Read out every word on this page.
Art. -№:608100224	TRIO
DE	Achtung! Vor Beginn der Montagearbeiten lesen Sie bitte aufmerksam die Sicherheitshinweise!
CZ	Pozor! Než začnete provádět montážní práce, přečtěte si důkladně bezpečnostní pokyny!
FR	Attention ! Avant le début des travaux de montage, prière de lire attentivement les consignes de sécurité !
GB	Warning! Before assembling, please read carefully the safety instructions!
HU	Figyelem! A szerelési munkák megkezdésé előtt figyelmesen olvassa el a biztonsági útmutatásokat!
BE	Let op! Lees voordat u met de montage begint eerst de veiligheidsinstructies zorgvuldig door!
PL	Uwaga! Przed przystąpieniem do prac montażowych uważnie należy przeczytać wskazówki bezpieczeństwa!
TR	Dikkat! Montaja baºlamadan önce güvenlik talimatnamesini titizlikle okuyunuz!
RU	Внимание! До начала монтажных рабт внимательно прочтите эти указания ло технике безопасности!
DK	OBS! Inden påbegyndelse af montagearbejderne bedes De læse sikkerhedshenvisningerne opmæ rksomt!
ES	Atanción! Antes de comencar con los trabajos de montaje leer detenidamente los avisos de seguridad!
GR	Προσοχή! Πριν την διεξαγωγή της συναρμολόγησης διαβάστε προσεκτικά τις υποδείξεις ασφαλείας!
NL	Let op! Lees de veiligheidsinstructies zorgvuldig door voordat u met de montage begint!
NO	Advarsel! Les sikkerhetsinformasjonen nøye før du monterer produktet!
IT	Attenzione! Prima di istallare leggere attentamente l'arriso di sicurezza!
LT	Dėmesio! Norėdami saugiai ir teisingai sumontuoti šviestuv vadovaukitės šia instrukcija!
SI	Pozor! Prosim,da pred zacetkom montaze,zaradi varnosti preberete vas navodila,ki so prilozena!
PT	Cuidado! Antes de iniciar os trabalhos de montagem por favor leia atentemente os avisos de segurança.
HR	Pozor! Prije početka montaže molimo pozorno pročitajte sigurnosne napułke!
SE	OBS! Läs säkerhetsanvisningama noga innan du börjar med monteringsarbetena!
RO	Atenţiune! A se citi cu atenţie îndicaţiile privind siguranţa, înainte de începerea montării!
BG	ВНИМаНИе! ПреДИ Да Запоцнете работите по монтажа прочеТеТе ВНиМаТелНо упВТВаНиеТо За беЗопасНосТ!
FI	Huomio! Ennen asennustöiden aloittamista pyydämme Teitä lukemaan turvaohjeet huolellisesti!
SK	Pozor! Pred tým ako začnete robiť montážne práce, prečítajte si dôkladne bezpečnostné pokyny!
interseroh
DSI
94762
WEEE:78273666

* * * * *

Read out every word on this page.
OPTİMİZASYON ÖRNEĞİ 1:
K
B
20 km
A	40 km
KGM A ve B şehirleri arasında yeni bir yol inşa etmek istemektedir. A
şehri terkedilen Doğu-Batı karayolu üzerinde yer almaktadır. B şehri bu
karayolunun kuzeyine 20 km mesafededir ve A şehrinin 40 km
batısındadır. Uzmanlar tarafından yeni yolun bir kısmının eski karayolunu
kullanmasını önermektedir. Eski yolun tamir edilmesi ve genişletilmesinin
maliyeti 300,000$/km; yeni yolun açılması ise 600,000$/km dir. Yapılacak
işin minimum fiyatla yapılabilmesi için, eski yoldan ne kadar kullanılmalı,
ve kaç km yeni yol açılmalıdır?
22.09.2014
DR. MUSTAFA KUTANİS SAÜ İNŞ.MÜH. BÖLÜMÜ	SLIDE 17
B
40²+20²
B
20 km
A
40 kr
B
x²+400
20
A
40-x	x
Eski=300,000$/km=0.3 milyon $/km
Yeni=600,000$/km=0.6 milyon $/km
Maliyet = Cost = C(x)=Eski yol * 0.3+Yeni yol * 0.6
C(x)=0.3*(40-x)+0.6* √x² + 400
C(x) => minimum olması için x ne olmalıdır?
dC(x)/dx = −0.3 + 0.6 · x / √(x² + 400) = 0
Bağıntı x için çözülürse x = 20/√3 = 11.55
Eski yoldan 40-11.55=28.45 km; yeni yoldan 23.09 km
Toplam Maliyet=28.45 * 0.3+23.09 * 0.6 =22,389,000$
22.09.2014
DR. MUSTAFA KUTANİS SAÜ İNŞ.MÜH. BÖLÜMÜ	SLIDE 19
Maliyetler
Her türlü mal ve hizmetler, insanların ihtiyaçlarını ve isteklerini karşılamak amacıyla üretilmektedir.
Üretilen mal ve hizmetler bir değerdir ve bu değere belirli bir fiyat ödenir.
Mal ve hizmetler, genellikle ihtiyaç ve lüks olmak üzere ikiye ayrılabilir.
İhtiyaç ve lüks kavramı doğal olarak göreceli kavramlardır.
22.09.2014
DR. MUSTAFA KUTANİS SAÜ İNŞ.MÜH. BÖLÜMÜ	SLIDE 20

* * * * *

*To do*
How many lines in the records hold the string "hizmetler"? Reply with the number alone.

*Solved exercise*
3